Task prompt: Give the data below again exactly as written, without its pictures.

Data extracted from a collection:

****************

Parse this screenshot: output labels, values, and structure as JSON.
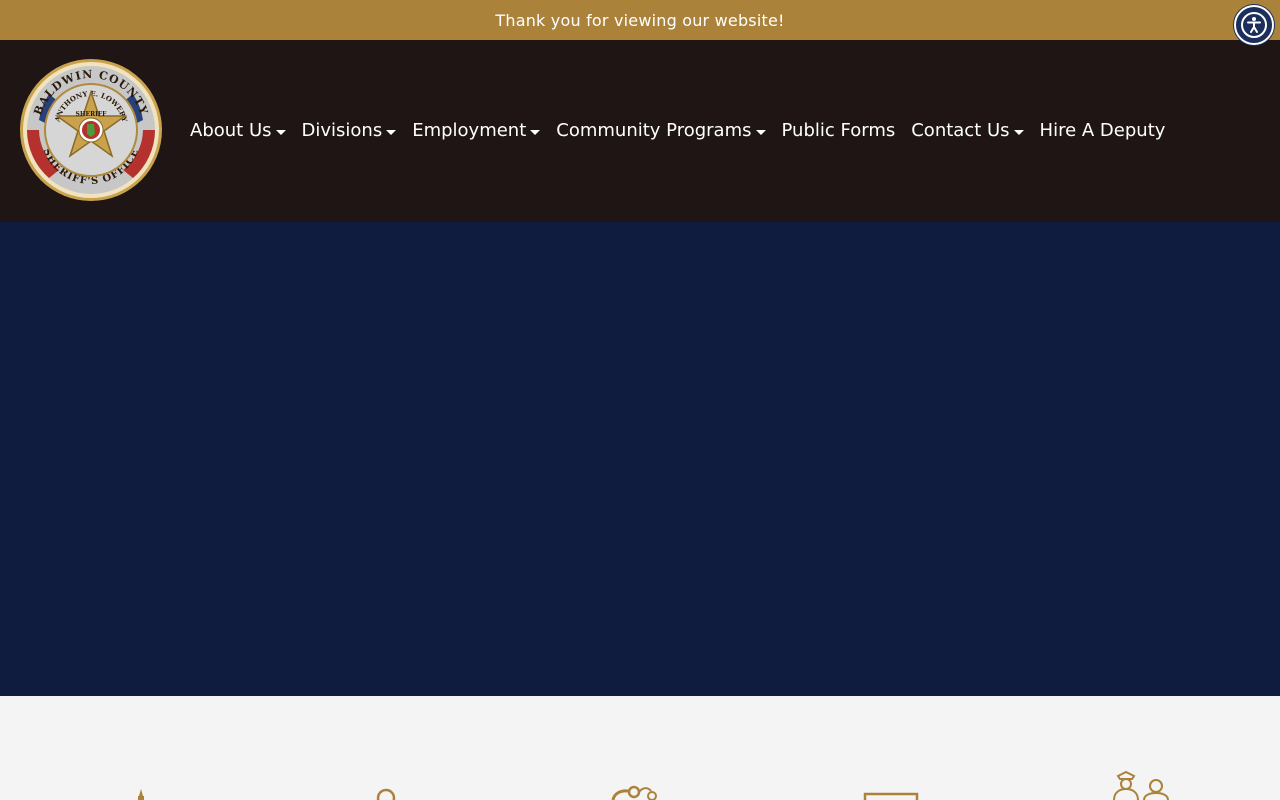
{
  "announcement": {
    "text": "Thank you for viewing our website!"
  },
  "accessibility": {
    "icon": "accessibility-icon",
    "color": "#1c2e5b"
  },
  "logo": {
    "alt": "Baldwin County Sheriff's Office seal",
    "ring_top": "BALDWIN COUNTY",
    "ring_bottom": "SHERIFF'S OFFICE",
    "inner_name": "ANTHONY E. LOWERY",
    "inner_title": "SHERIFF"
  },
  "nav": {
    "items": [
      {
        "label": "About Us",
        "dropdown": true
      },
      {
        "label": "Divisions",
        "dropdown": true
      },
      {
        "label": "Employment",
        "dropdown": true
      },
      {
        "label": "Community Programs",
        "dropdown": true
      },
      {
        "label": "Public Forms",
        "dropdown": false
      },
      {
        "label": "Contact Us",
        "dropdown": true
      },
      {
        "label": "Hire A Deputy",
        "dropdown": false
      }
    ]
  },
  "feature_icons": [
    "monument-icon",
    "search-icon",
    "handcuffs-icon",
    "document-icon",
    "community-officers-icon"
  ],
  "colors": {
    "gold": "#ab8239",
    "nav_bg": "#1f1514",
    "hero_bg": "#0f1b3f",
    "section_bg": "#f4f4f4"
  }
}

****************

Complete answer:
Parse this screenshot: output labels, values, and structure as JSON.
{
  "announcement": {
    "text": "Thank you for viewing our website!"
  },
  "accessibility": {
    "icon": "accessibility-icon",
    "color": "#1c2e5b"
  },
  "logo": {
    "alt": "Baldwin County Sheriff's Office seal",
    "ring_top": "BALDWIN COUNTY",
    "ring_bottom": "SHERIFF'S OFFICE",
    "inner_name": "ANTHONY E. LOWERY",
    "inner_title": "SHERIFF"
  },
  "nav": {
    "items": [
      {
        "label": "About Us",
        "dropdown": true
      },
      {
        "label": "Divisions",
        "dropdown": true
      },
      {
        "label": "Employment",
        "dropdown": true
      },
      {
        "label": "Community Programs",
        "dropdown": true
      },
      {
        "label": "Public Forms",
        "dropdown": false
      },
      {
        "label": "Contact Us",
        "dropdown": true
      },
      {
        "label": "Hire A Deputy",
        "dropdown": false
      }
    ]
  },
  "feature_icons": [
    "monument-icon",
    "search-icon",
    "handcuffs-icon",
    "document-icon",
    "community-officers-icon"
  ],
  "colors": {
    "gold": "#ab8239",
    "nav_bg": "#1f1514",
    "hero_bg": "#0f1b3f",
    "section_bg": "#f4f4f4"
  }
}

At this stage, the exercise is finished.